TASK OBJECTIVE »
From the listing below, return each line that includes "early".

TASK DATA »

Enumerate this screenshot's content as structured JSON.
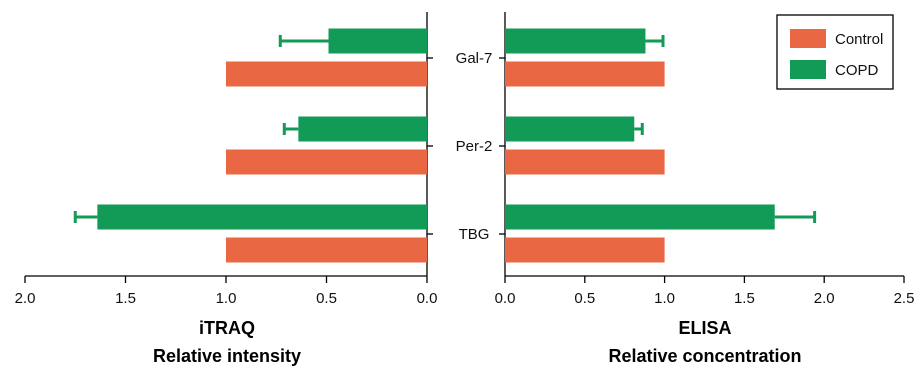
{
  "chart_data": {
    "type": "bar",
    "orientation": "horizontal",
    "categories": [
      "Gal-7",
      "Per-2",
      "TBG"
    ],
    "colors": {
      "Control": "#E96843",
      "COPD": "#129A57"
    },
    "legend": {
      "placement": "top-right",
      "entries": [
        "Control",
        "COPD"
      ]
    },
    "panels": [
      {
        "xlabel": "iTRAQ",
        "xlabel2": "Relative intensity",
        "xlim": [
          0.0,
          2.0
        ],
        "x_reversed": true,
        "ticks": [
          "2.0",
          "1.5",
          "1.0",
          "0.5",
          "0.0"
        ],
        "tick_values": [
          2.0,
          1.5,
          1.0,
          0.5,
          0.0
        ],
        "series": [
          {
            "name": "Control",
            "values": [
              1.0,
              1.0,
              1.0
            ],
            "errors": [
              0,
              0,
              0
            ]
          },
          {
            "name": "COPD",
            "values": [
              0.49,
              0.64,
              1.64
            ],
            "errors": [
              0.24,
              0.07,
              0.11
            ]
          }
        ]
      },
      {
        "xlabel": "ELISA",
        "xlabel2": "Relative concentration",
        "xlim": [
          0.0,
          2.5
        ],
        "x_reversed": false,
        "ticks": [
          "0.0",
          "0.5",
          "1.0",
          "1.5",
          "2.0",
          "2.5"
        ],
        "tick_values": [
          0.0,
          0.5,
          1.0,
          1.5,
          2.0,
          2.5
        ],
        "series": [
          {
            "name": "Control",
            "values": [
              1.0,
              1.0,
              1.0
            ],
            "errors": [
              0,
              0,
              0
            ]
          },
          {
            "name": "COPD",
            "values": [
              0.88,
              0.81,
              1.69
            ],
            "errors": [
              0.11,
              0.05,
              0.25
            ]
          }
        ]
      }
    ]
  }
}
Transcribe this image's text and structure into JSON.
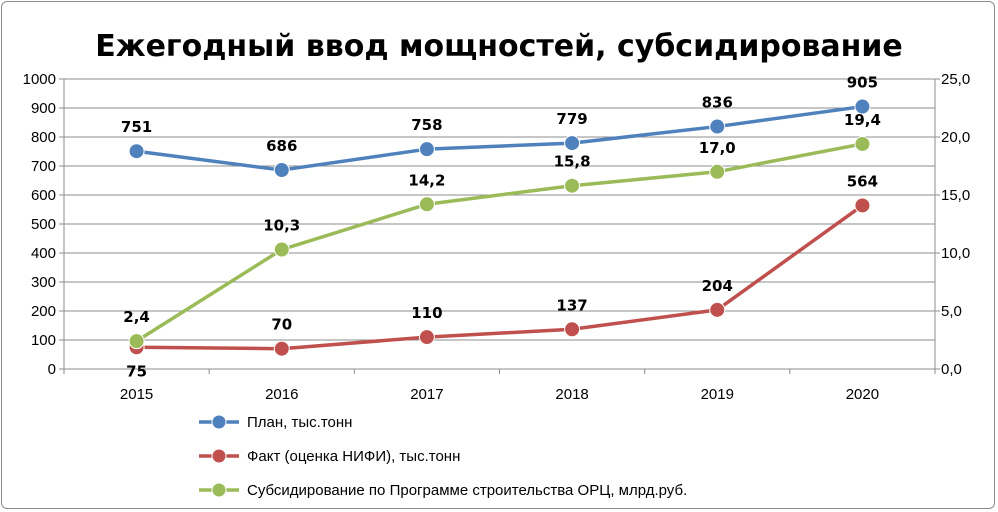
{
  "chart_data": {
    "type": "line",
    "title": "Ежегодный ввод мощностей, субсидирование",
    "categories": [
      "2015",
      "2016",
      "2017",
      "2018",
      "2019",
      "2020"
    ],
    "y_left": {
      "min": 0,
      "max": 1000,
      "step": 100,
      "ticks": [
        "0",
        "100",
        "200",
        "300",
        "400",
        "500",
        "600",
        "700",
        "800",
        "900",
        "1000"
      ]
    },
    "y_right": {
      "min": 0,
      "max": 25,
      "step": 5,
      "ticks": [
        "0,0",
        "5,0",
        "10,0",
        "15,0",
        "20,0",
        "25,0"
      ]
    },
    "grid": true,
    "legend_position": "bottom",
    "series": [
      {
        "name": "План, тыс.тонн",
        "axis": "left",
        "color": "#4f81bd",
        "values": [
          751,
          686,
          758,
          779,
          836,
          905
        ],
        "labels": [
          "751",
          "686",
          "758",
          "779",
          "836",
          "905"
        ],
        "label_pos": [
          "above",
          "above",
          "above",
          "above",
          "above",
          "above"
        ]
      },
      {
        "name": "Факт (оценка НИФИ), тыс.тонн",
        "axis": "left",
        "color": "#c0504d",
        "values": [
          75,
          70,
          110,
          137,
          204,
          564
        ],
        "labels": [
          "75",
          "70",
          "110",
          "137",
          "204",
          "564"
        ],
        "label_pos": [
          "below",
          "above",
          "above",
          "above",
          "above",
          "above"
        ]
      },
      {
        "name": "Субсидирование по Программе строительства ОРЦ, млрд.руб.",
        "axis": "right",
        "color": "#9bbb59",
        "values": [
          2.4,
          10.3,
          14.2,
          15.8,
          17.0,
          19.4
        ],
        "labels": [
          "2,4",
          "10,3",
          "14,2",
          "15,8",
          "17,0",
          "19,4"
        ],
        "label_pos": [
          "above",
          "above",
          "above",
          "above",
          "above",
          "above"
        ]
      }
    ]
  }
}
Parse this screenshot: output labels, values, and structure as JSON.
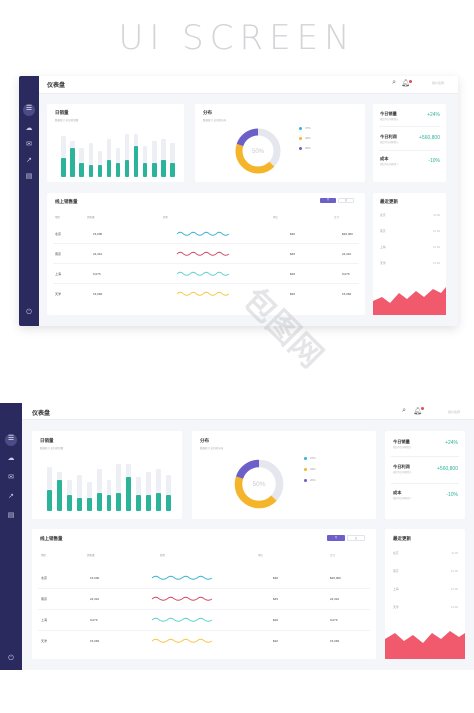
{
  "hero_title": "UI SCREEN",
  "watermark": "包图网",
  "colors": {
    "sidebar": "#2a2a5e",
    "accent_green": "#2bb49a",
    "donut_orange": "#f5b52a",
    "donut_purple": "#6c5fc7",
    "donut_bg": "#e6e6ef",
    "wave_blue": "#36b3d6",
    "wave_red": "#d04a63",
    "wave_teal": "#5fd0d0",
    "wave_yellow": "#f5c64a",
    "area_red": "#f05a6c",
    "segment_active": "#6c5fc7"
  },
  "dashboards": [
    {
      "sidebar_icons": [
        "menu-icon",
        "cloud-icon",
        "mail-icon",
        "trend-icon",
        "clipboard-icon"
      ],
      "power_icon": "power-icon",
      "topbar": {
        "title": "仪表盘",
        "user": "用户名称"
      },
      "daily_sales": {
        "title": "日销量",
        "subtitle": "数据统计 近日的销量"
      },
      "distribution": {
        "title": "分布",
        "subtitle": "数据统计 近日的分布",
        "center_label": "50%",
        "legend": [
          "37%",
          "43%",
          "20%"
        ]
      },
      "stats": [
        {
          "label": "今日销量",
          "sub": "相比昨日同期增长",
          "value": "+24%"
        },
        {
          "label": "今日利润",
          "sub": "相比昨日同期增长",
          "value": "+560,800"
        },
        {
          "label": "成本",
          "sub": "相比昨日同期减少",
          "value": "-10%"
        }
      ],
      "online": {
        "title": "线上销售量",
        "seg_on": "月",
        "seg_off": "周",
        "headers": [
          "地区",
          "销售量",
          "趋势",
          "环比",
          "合计"
        ],
        "rows": [
          {
            "region": "北京",
            "sales": "15,600",
            "ratio": "$30",
            "total": "$20,000"
          },
          {
            "region": "南京",
            "sales": "24,310",
            "ratio": "$45",
            "total": "24,310"
          },
          {
            "region": "上海",
            "sales": "9,076",
            "ratio": "$20",
            "total": "9,076"
          },
          {
            "region": "天津",
            "sales": "15,084",
            "ratio": "$20",
            "total": "15,084"
          }
        ]
      },
      "updates": {
        "title": "最近更新",
        "items": [
          {
            "label": "北京",
            "time": "11:00"
          },
          {
            "label": "南京",
            "time": "12:00"
          },
          {
            "label": "上海",
            "time": "12:00"
          },
          {
            "label": "天津",
            "time": "13:00"
          }
        ]
      }
    },
    {
      "sidebar_icons": [
        "menu-icon",
        "cloud-icon",
        "mail-icon",
        "trend-icon",
        "clipboard-icon"
      ],
      "power_icon": "power-icon",
      "topbar": {
        "title": "仪表盘",
        "user": "用户名称"
      },
      "daily_sales": {
        "title": "日销量",
        "subtitle": "数据统计 近日的销量"
      },
      "distribution": {
        "title": "分布",
        "subtitle": "数据统计 近日的分布",
        "center_label": "50%",
        "legend": [
          "37%",
          "43%",
          "20%"
        ]
      },
      "stats": [
        {
          "label": "今日销量",
          "sub": "相比昨日同期增长",
          "value": "+24%"
        },
        {
          "label": "今日利润",
          "sub": "相比昨日同期增长",
          "value": "+560,800"
        },
        {
          "label": "成本",
          "sub": "相比昨日同期减少",
          "value": "-10%"
        }
      ],
      "online": {
        "title": "线上销售量",
        "seg_on": "月",
        "seg_off": "周",
        "headers": [
          "地区",
          "销售量",
          "趋势",
          "环比",
          "合计"
        ],
        "rows": [
          {
            "region": "北京",
            "sales": "15,600",
            "ratio": "$30",
            "total": "$20,000"
          },
          {
            "region": "南京",
            "sales": "24,310",
            "ratio": "$45",
            "total": "24,310"
          },
          {
            "region": "上海",
            "sales": "9,076",
            "ratio": "$20",
            "total": "9,076"
          },
          {
            "region": "天津",
            "sales": "15,084",
            "ratio": "$20",
            "total": "15,084"
          }
        ]
      },
      "updates": {
        "title": "最近更新",
        "items": [
          {
            "label": "北京",
            "time": "11:00"
          },
          {
            "label": "南京",
            "time": "12:00"
          },
          {
            "label": "上海",
            "time": "12:00"
          },
          {
            "label": "天津",
            "time": "13:00"
          }
        ]
      }
    }
  ],
  "chart_data": [
    {
      "type": "bar",
      "series": [
        {
          "values": [
            0.4,
            0.6,
            0.3,
            0.25,
            0.25,
            0.35,
            0.3,
            0.35,
            0.65,
            0.3,
            0.3,
            0.35,
            0.3
          ]
        },
        {
          "values": [
            0.85,
            0.75,
            0.6,
            0.7,
            0.55,
            0.8,
            0.6,
            0.9,
            0.9,
            0.65,
            0.75,
            0.8,
            0.7
          ]
        }
      ]
    },
    {
      "type": "pie",
      "slices": [
        {
          "label": "37%",
          "value": 37
        },
        {
          "label": "43%",
          "value": 43
        },
        {
          "label": "20%",
          "value": 20
        }
      ]
    }
  ]
}
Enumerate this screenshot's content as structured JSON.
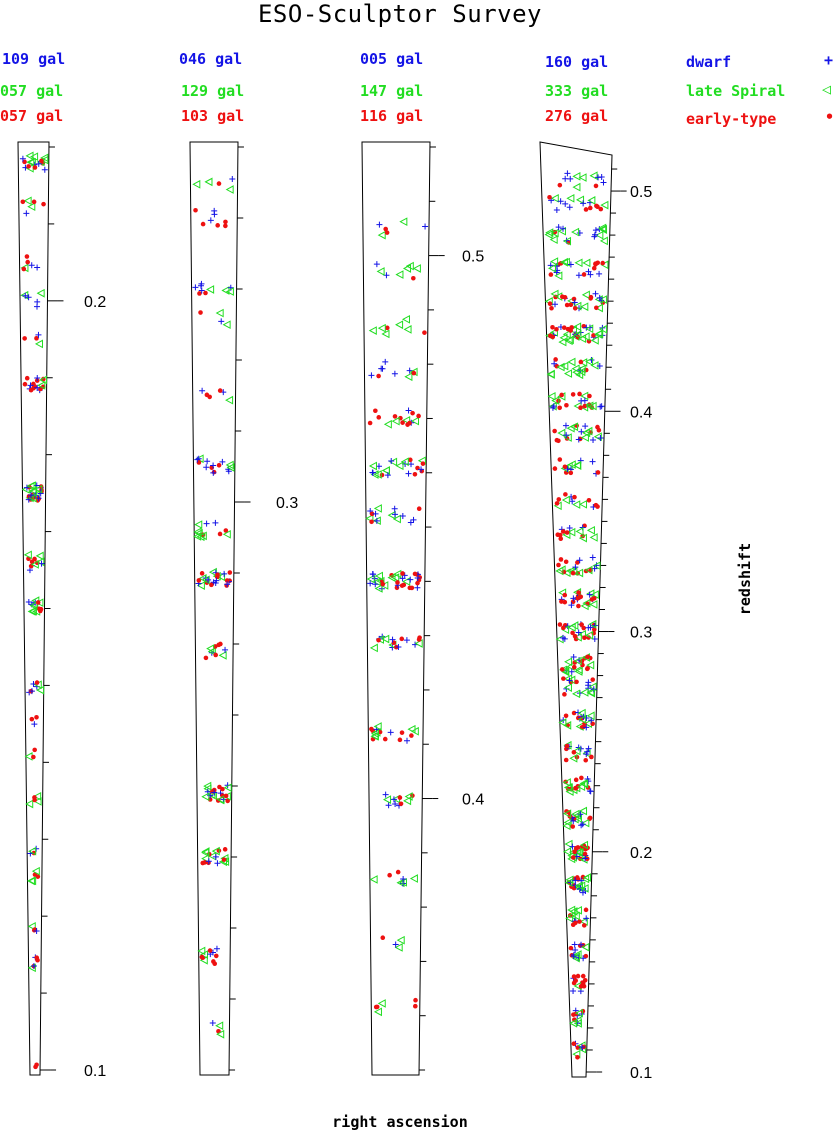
{
  "chart_data": {
    "type": "scatter",
    "title": "ESO-Sculptor Survey",
    "xlabel": "right ascension",
    "ylabel": "redshift",
    "legend": [
      {
        "name": "dwarf",
        "marker": "+",
        "color": "#1414e6"
      },
      {
        "name": "late Spiral",
        "marker": "◁",
        "color": "#22dd22"
      },
      {
        "name": "early-type",
        "marker": "•",
        "color": "#ee1111"
      }
    ],
    "panels": [
      {
        "zrange": [
          0.1,
          0.22
        ],
        "ticks_labeled": [
          "0.1",
          "0.2"
        ],
        "counts": {
          "dwarf": "109 gal",
          "late Spiral": "057 gal",
          "early-type": "057 gal"
        },
        "groups": [
          {
            "z": 0.1,
            "n": 6
          },
          {
            "z": 0.114,
            "n": 6
          },
          {
            "z": 0.118,
            "n": 4
          },
          {
            "z": 0.125,
            "n": 5
          },
          {
            "z": 0.128,
            "n": 4
          },
          {
            "z": 0.135,
            "n": 5
          },
          {
            "z": 0.141,
            "n": 3
          },
          {
            "z": 0.146,
            "n": 3
          },
          {
            "z": 0.15,
            "n": 8
          },
          {
            "z": 0.16,
            "n": 14
          },
          {
            "z": 0.166,
            "n": 12
          },
          {
            "z": 0.175,
            "n": 28
          },
          {
            "z": 0.189,
            "n": 18
          },
          {
            "z": 0.195,
            "n": 4
          },
          {
            "z": 0.2,
            "n": 6
          },
          {
            "z": 0.205,
            "n": 6
          },
          {
            "z": 0.212,
            "n": 6
          },
          {
            "z": 0.218,
            "n": 18
          }
        ]
      },
      {
        "zrange": [
          0.22,
          0.35
        ],
        "ticks_labeled": [
          "0.3"
        ],
        "counts": {
          "dwarf": "046 gal",
          "late Spiral": "129 gal",
          "early-type": "103 gal"
        },
        "groups": [
          {
            "z": 0.226,
            "n": 4
          },
          {
            "z": 0.236,
            "n": 12
          },
          {
            "z": 0.25,
            "n": 18
          },
          {
            "z": 0.259,
            "n": 24
          },
          {
            "z": 0.279,
            "n": 10
          },
          {
            "z": 0.289,
            "n": 26
          },
          {
            "z": 0.296,
            "n": 12
          },
          {
            "z": 0.305,
            "n": 16
          },
          {
            "z": 0.315,
            "n": 6
          },
          {
            "z": 0.326,
            "n": 4
          },
          {
            "z": 0.33,
            "n": 10
          },
          {
            "z": 0.34,
            "n": 8
          },
          {
            "z": 0.345,
            "n": 5
          }
        ]
      },
      {
        "zrange": [
          0.35,
          0.52
        ],
        "ticks_labeled": [
          "0.4",
          "0.5"
        ],
        "counts": {
          "dwarf": "005 gal",
          "late Spiral": "147 gal",
          "early-type": "116 gal"
        },
        "groups": [
          {
            "z": 0.362,
            "n": 6
          },
          {
            "z": 0.373,
            "n": 4
          },
          {
            "z": 0.385,
            "n": 8
          },
          {
            "z": 0.4,
            "n": 12
          },
          {
            "z": 0.412,
            "n": 18
          },
          {
            "z": 0.429,
            "n": 18
          },
          {
            "z": 0.44,
            "n": 38
          },
          {
            "z": 0.452,
            "n": 16
          },
          {
            "z": 0.461,
            "n": 24
          },
          {
            "z": 0.47,
            "n": 16
          },
          {
            "z": 0.479,
            "n": 10
          },
          {
            "z": 0.487,
            "n": 8
          },
          {
            "z": 0.497,
            "n": 8
          },
          {
            "z": 0.505,
            "n": 6
          }
        ]
      },
      {
        "zrange": [
          0.1,
          0.52
        ],
        "ticks_labeled": [
          "0.1",
          "0.2",
          "0.3",
          "0.4",
          "0.5"
        ],
        "counts": {
          "dwarf": "160 gal",
          "late Spiral": "333 gal",
          "early-type": "276 gal"
        },
        "groups": [
          {
            "z": 0.11,
            "n": 10
          },
          {
            "z": 0.125,
            "n": 12
          },
          {
            "z": 0.14,
            "n": 14
          },
          {
            "z": 0.155,
            "n": 16
          },
          {
            "z": 0.17,
            "n": 16
          },
          {
            "z": 0.185,
            "n": 24
          },
          {
            "z": 0.2,
            "n": 30
          },
          {
            "z": 0.215,
            "n": 22
          },
          {
            "z": 0.23,
            "n": 22
          },
          {
            "z": 0.245,
            "n": 18
          },
          {
            "z": 0.26,
            "n": 24
          },
          {
            "z": 0.275,
            "n": 20
          },
          {
            "z": 0.285,
            "n": 24
          },
          {
            "z": 0.3,
            "n": 30
          },
          {
            "z": 0.315,
            "n": 26
          },
          {
            "z": 0.33,
            "n": 22
          },
          {
            "z": 0.345,
            "n": 16
          },
          {
            "z": 0.36,
            "n": 14
          },
          {
            "z": 0.375,
            "n": 16
          },
          {
            "z": 0.39,
            "n": 24
          },
          {
            "z": 0.405,
            "n": 26
          },
          {
            "z": 0.42,
            "n": 22
          },
          {
            "z": 0.435,
            "n": 40
          },
          {
            "z": 0.45,
            "n": 30
          },
          {
            "z": 0.465,
            "n": 26
          },
          {
            "z": 0.48,
            "n": 22
          },
          {
            "z": 0.495,
            "n": 18
          },
          {
            "z": 0.505,
            "n": 12
          }
        ]
      }
    ]
  }
}
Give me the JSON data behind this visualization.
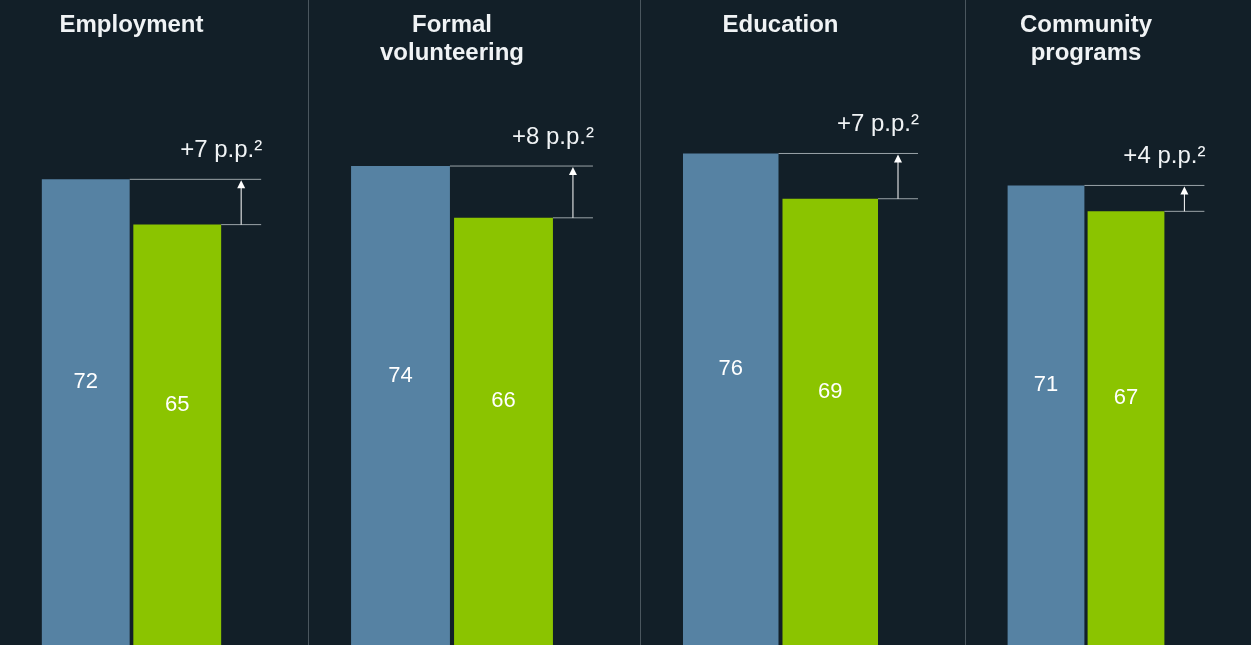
{
  "chart_data": [
    {
      "type": "bar",
      "title": "Employment",
      "categories": [
        null,
        null
      ],
      "values": [
        72,
        65
      ],
      "colors": [
        "#5682a3",
        "#8bc400"
      ],
      "data_labels": true,
      "annotations": [
        "+7 p.p.²"
      ]
    },
    {
      "type": "bar",
      "title": "Formal volunteering",
      "categories": [
        null,
        null
      ],
      "values": [
        74,
        66
      ],
      "colors": [
        "#5682a3",
        "#8bc400"
      ],
      "data_labels": true,
      "annotations": [
        "+8 p.p.²"
      ]
    },
    {
      "type": "bar",
      "title": "Education",
      "categories": [
        null,
        null
      ],
      "values": [
        76,
        69
      ],
      "colors": [
        "#5682a3",
        "#8bc400"
      ],
      "data_labels": true,
      "annotations": [
        "+7 p.p.²"
      ]
    },
    {
      "type": "bar",
      "title": "Community programs",
      "categories": [
        null,
        null
      ],
      "values": [
        71,
        67
      ],
      "colors": [
        "#5682a3",
        "#8bc400"
      ],
      "data_labels": true,
      "annotations": [
        "+4 p.p.²"
      ]
    }
  ]
}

FULL SOLUTION »
        "name": "early-type",
          "early-type": "057 gal"
          "early-type": "103 gal"
          "early-type": "116 gal"
          "early-type": "276 gal"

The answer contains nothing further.